> **Given request**: Below are entries. Pull out all lines containing "data".
— start of Listed entries —
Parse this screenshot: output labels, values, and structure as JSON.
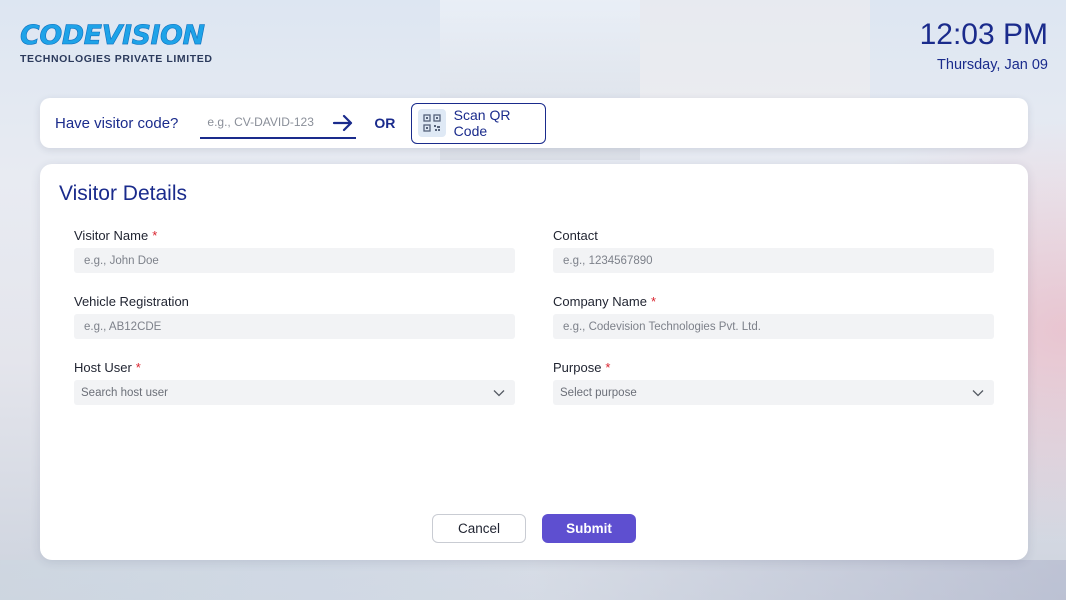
{
  "brand": {
    "name": "CODEVISION",
    "tagline": "TECHNOLOGIES PRIVATE LIMITED"
  },
  "clock": {
    "time": "12:03 PM",
    "date": "Thursday, Jan 09"
  },
  "code_bar": {
    "label": "Have visitor code?",
    "placeholder": "e.g., CV-DAVID-123",
    "value": "",
    "or_text": "OR",
    "scan_label": "Scan QR Code",
    "submit_icon": "arrow-right-icon",
    "scan_icon": "qr-code-icon"
  },
  "form": {
    "title": "Visitor Details",
    "required_mark": "*",
    "fields": {
      "visitor_name": {
        "label": "Visitor Name",
        "placeholder": "e.g., John Doe",
        "value": ""
      },
      "contact": {
        "label": "Contact",
        "placeholder": "e.g., 1234567890",
        "value": ""
      },
      "vehicle_registration": {
        "label": "Vehicle Registration",
        "placeholder": "e.g., AB12CDE",
        "value": ""
      },
      "company_name": {
        "label": "Company Name",
        "placeholder": "e.g., Codevision Technologies Pvt. Ltd.",
        "value": ""
      },
      "host_user": {
        "label": "Host User",
        "placeholder": "Search host user",
        "icon": "chevron-down-icon"
      },
      "purpose": {
        "label": "Purpose",
        "placeholder": "Select purpose",
        "icon": "chevron-down-icon"
      }
    },
    "cancel_label": "Cancel",
    "submit_label": "Submit"
  },
  "colors": {
    "primary": "#1a2b8c",
    "accent": "#5e4fd0",
    "required": "#d9232e",
    "logo": "#1ea3e8"
  }
}
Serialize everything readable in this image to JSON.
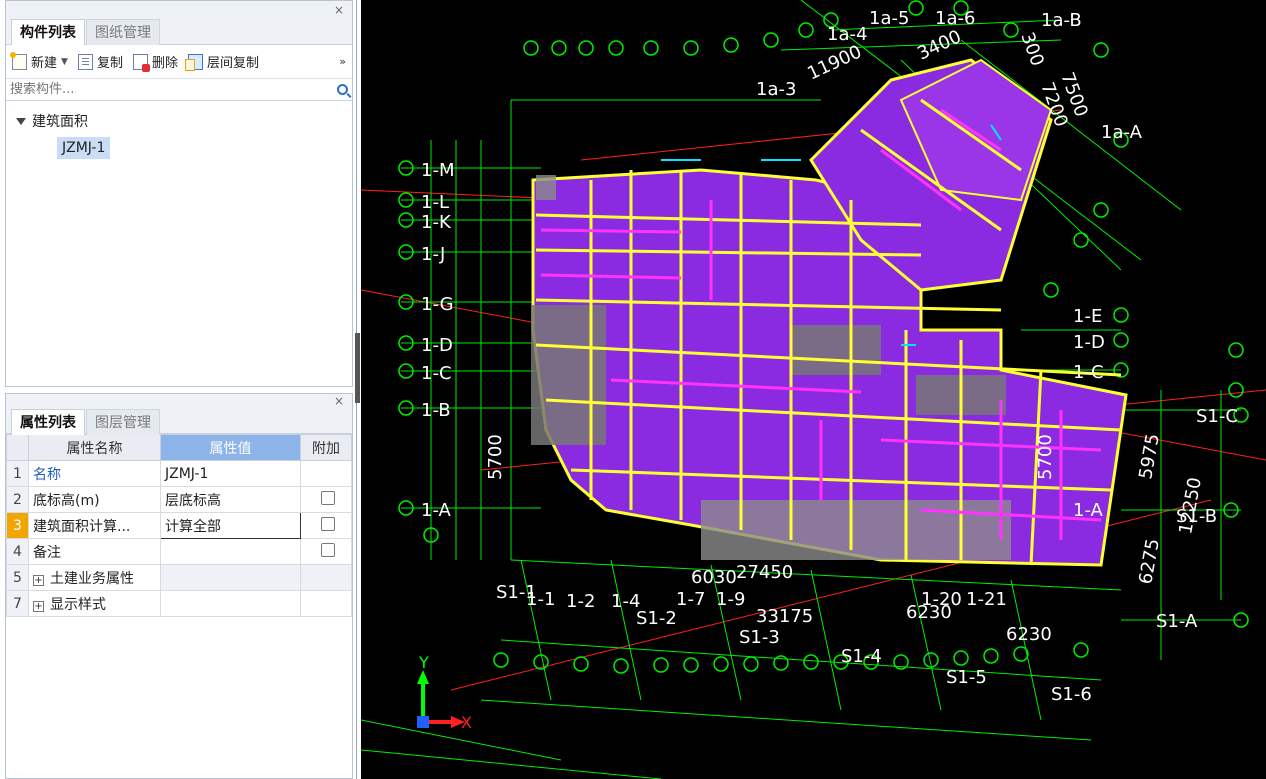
{
  "component_panel": {
    "tabs": [
      {
        "label": "构件列表",
        "active": true
      },
      {
        "label": "图纸管理",
        "active": false
      }
    ],
    "close_glyph": "×",
    "toolbar": {
      "new_label": "新建",
      "copy_label": "复制",
      "delete_label": "删除",
      "floor_copy_label": "层间复制",
      "more_glyph": "»"
    },
    "search_placeholder": "搜索构件...",
    "tree": {
      "root_label": "建筑面积",
      "child_label": "JZMJ-1"
    }
  },
  "property_panel": {
    "tabs": [
      {
        "label": "属性列表",
        "active": true
      },
      {
        "label": "图层管理",
        "active": false
      }
    ],
    "close_glyph": "×",
    "columns": [
      "属性名称",
      "属性值",
      "附加"
    ],
    "rows": [
      {
        "num": "1",
        "name": "名称",
        "value": "JZMJ-1",
        "checkbox": false,
        "expandable": false
      },
      {
        "num": "2",
        "name": "底标高(m)",
        "value": "层底标高",
        "checkbox": true,
        "expandable": false
      },
      {
        "num": "3",
        "name": "建筑面积计算...",
        "value": "计算全部",
        "checkbox": true,
        "expandable": false
      },
      {
        "num": "4",
        "name": "备注",
        "value": "",
        "checkbox": true,
        "expandable": false
      },
      {
        "num": "5",
        "name": "土建业务属性",
        "value": "",
        "checkbox": false,
        "expandable": true
      },
      {
        "num": "7",
        "name": "显示样式",
        "value": "",
        "checkbox": false,
        "expandable": true
      }
    ]
  },
  "cad_view": {
    "background": "#000000",
    "axis_x_label": "X",
    "axis_y_label": "Y",
    "axis_labels_top": [
      "1a-5",
      "1a-6",
      "1a-B",
      "1a-4",
      "1a-A",
      "1a-3"
    ],
    "axis_labels_left": [
      "1-M",
      "1-L",
      "1-K",
      "1-J",
      "1-G",
      "1-D",
      "1-C",
      "1-B",
      "1-A"
    ],
    "axis_labels_right": [
      "1-E",
      "1-D",
      "1-C",
      "1-A",
      "S1-C",
      "S1-B",
      "S1-A"
    ],
    "axis_labels_bottom": [
      "S1-1",
      "1-1",
      "1-2",
      "1-4",
      "S1-2",
      "1-7",
      "1-9",
      "S1-3",
      "S1-4",
      "S1-5",
      "S1-6",
      "1-20",
      "1-21"
    ],
    "dimension_labels": [
      "6030",
      "27450",
      "6230",
      "6230",
      "33175",
      "5975",
      "12250",
      "6275",
      "5700",
      "5700",
      "7500",
      "7200",
      "300",
      "11900",
      "3400"
    ],
    "colors": {
      "slab": "#8a2be2",
      "beam": "#ffff33",
      "wall": "#ff33ff",
      "grid": "#00ff00",
      "red_line": "#ff2020",
      "text": "#ffffff"
    }
  }
}
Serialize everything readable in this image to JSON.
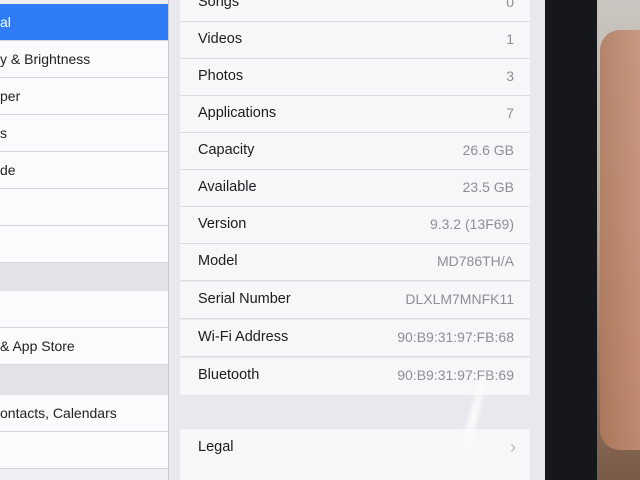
{
  "sidebar": {
    "items": [
      {
        "label": "al",
        "selected": true
      },
      {
        "label": "y & Brightness"
      },
      {
        "label": "per"
      },
      {
        "label": "s"
      },
      {
        "label": "de"
      },
      {
        "label": ""
      },
      {
        "label": ""
      },
      {
        "label": ""
      },
      {
        "label": "& App Store"
      },
      {
        "label": ""
      },
      {
        "label": "ontacts, Calendars"
      },
      {
        "label": ""
      }
    ]
  },
  "about": {
    "rows": [
      {
        "label": "Songs",
        "value": "0"
      },
      {
        "label": "Videos",
        "value": "1"
      },
      {
        "label": "Photos",
        "value": "3"
      },
      {
        "label": "Applications",
        "value": "7"
      },
      {
        "label": "Capacity",
        "value": "26.6 GB"
      },
      {
        "label": "Available",
        "value": "23.5 GB"
      },
      {
        "label": "Version",
        "value": "9.3.2 (13F69)"
      },
      {
        "label": "Model",
        "value": "MD786TH/A"
      },
      {
        "label": "Serial Number",
        "value": "DLXLM7MNFK11"
      },
      {
        "label": "Wi-Fi Address",
        "value": "90:B9:31:97:FB:68"
      },
      {
        "label": "Bluetooth",
        "value": "90:B9:31:97:FB:69"
      }
    ],
    "legal_label": "Legal",
    "chevron": "›"
  },
  "colors": {
    "accent": "#2f7cf6"
  }
}
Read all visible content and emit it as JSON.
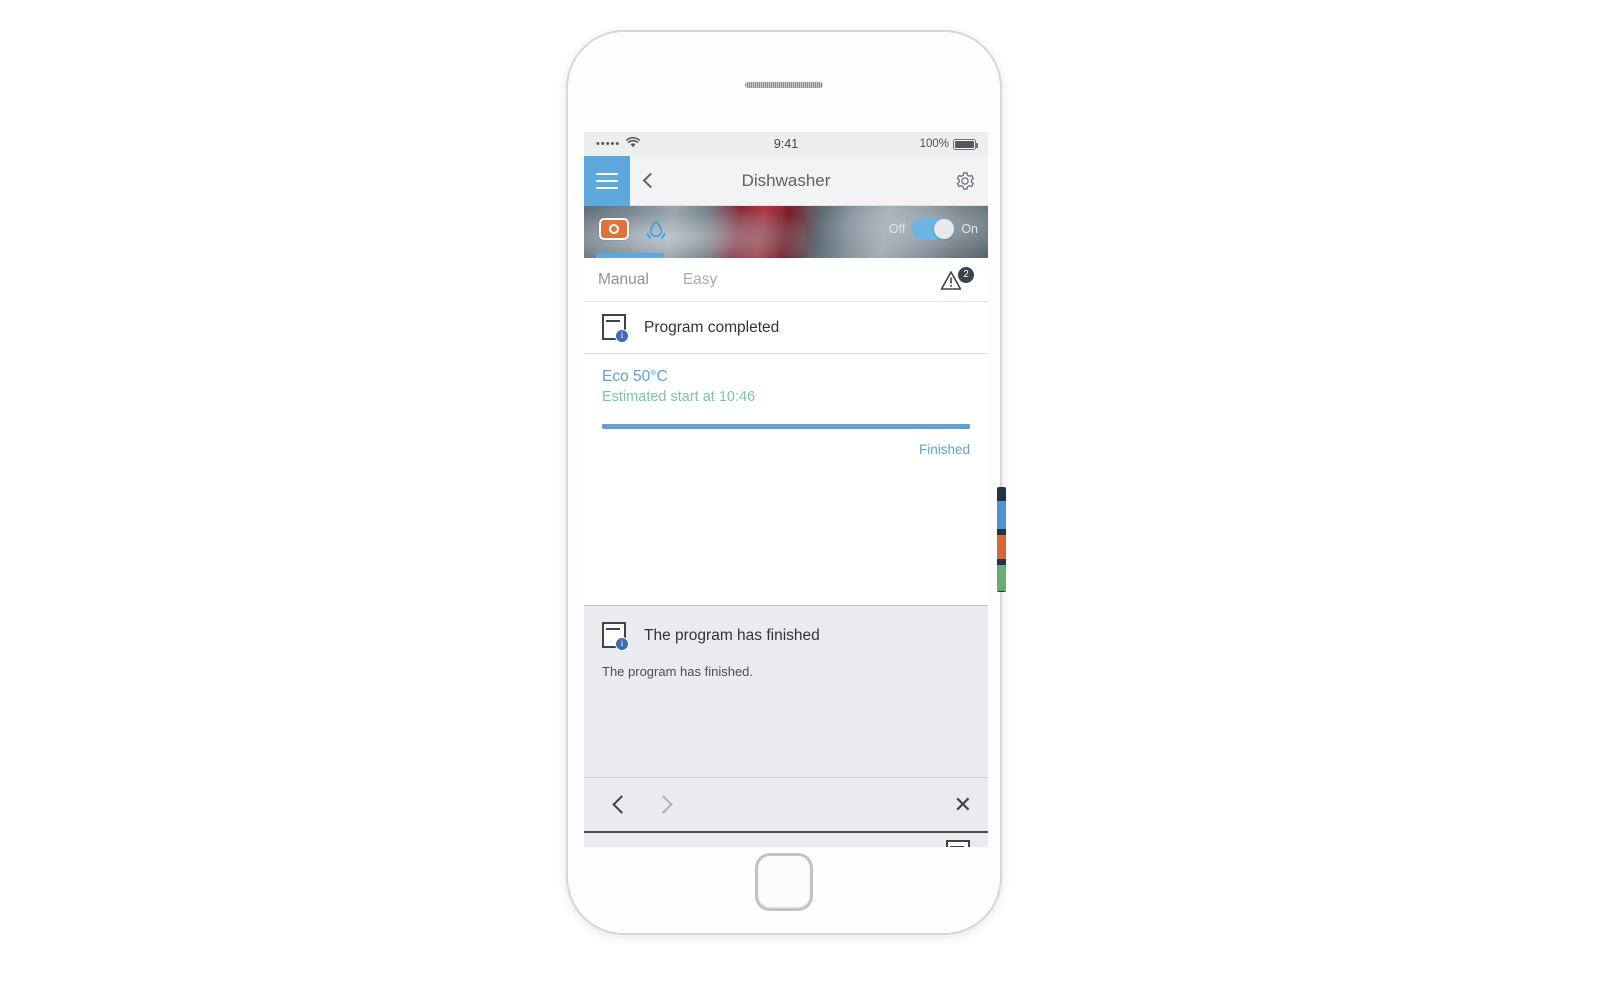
{
  "status_bar": {
    "signal_dots": "•••••",
    "wifi_icon": "wifi-icon",
    "time": "9:41",
    "battery_percent": "100%"
  },
  "nav_bar": {
    "menu_icon": "hamburger-icon",
    "back_icon": "chevron-left-icon",
    "title": "Dishwasher",
    "settings_icon": "gear-icon"
  },
  "hero": {
    "program_icon": "program-selector-icon",
    "water_icon": "water-drop-icon",
    "toggle_off_label": "Off",
    "toggle_on_label": "On",
    "toggle_state": "on"
  },
  "tabs": {
    "items": [
      {
        "label": "Manual",
        "active": true
      },
      {
        "label": "Easy",
        "active": false
      }
    ],
    "warning_icon": "warning-triangle-icon",
    "warning_count": "2"
  },
  "status_row": {
    "icon": "dishwasher-info-icon",
    "text": "Program completed"
  },
  "program": {
    "name": "Eco 50°C",
    "estimate": "Estimated start at 10:46",
    "progress_percent": 100,
    "state_label": "Finished"
  },
  "notification": {
    "icon": "dishwasher-info-icon",
    "title": "The program has finished",
    "body": "The program has finished.",
    "prev_icon": "chevron-left-icon",
    "next_icon": "chevron-right-icon",
    "close_icon": "close-icon"
  },
  "bottom_strip": {
    "icon": "dishwasher-info-icon"
  },
  "colors": {
    "accent_blue": "#5fa8dd",
    "program_blue": "#5fa0d8",
    "estimate_green": "#7ec4a7",
    "orange": "#e0733c",
    "panel_gray": "#e9ebee"
  }
}
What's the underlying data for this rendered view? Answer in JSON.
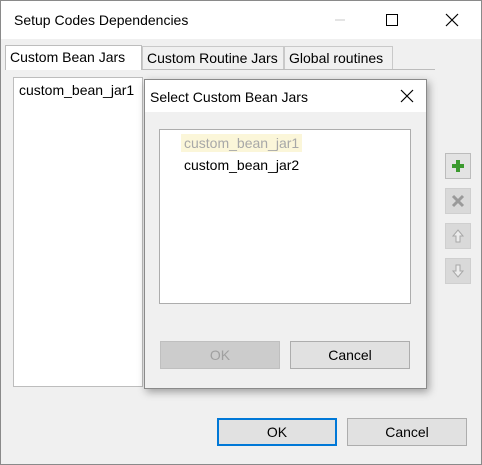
{
  "window": {
    "title": "Setup Codes Dependencies"
  },
  "tabs": [
    {
      "label": "Custom Bean Jars"
    },
    {
      "label": "Custom Routine Jars"
    },
    {
      "label": "Global routines"
    }
  ],
  "left_list": {
    "items": [
      "custom_bean_jar1"
    ]
  },
  "side_buttons": {
    "add_color": "#3c9a2f"
  },
  "dialog": {
    "title": "Select Custom Bean Jars",
    "items": [
      "custom_bean_jar1",
      "custom_bean_jar2"
    ],
    "ok_label": "OK",
    "cancel_label": "Cancel"
  },
  "footer": {
    "ok_label": "OK",
    "cancel_label": "Cancel"
  }
}
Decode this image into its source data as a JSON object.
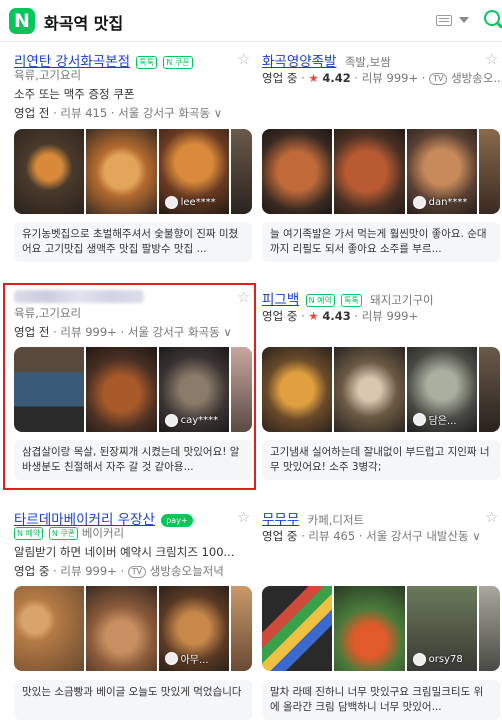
— end of Listed entries —
> **Written response**:
What's the underlying data for this rendered view? Answer in JSON.
Decode this image into its source data as a JSON object.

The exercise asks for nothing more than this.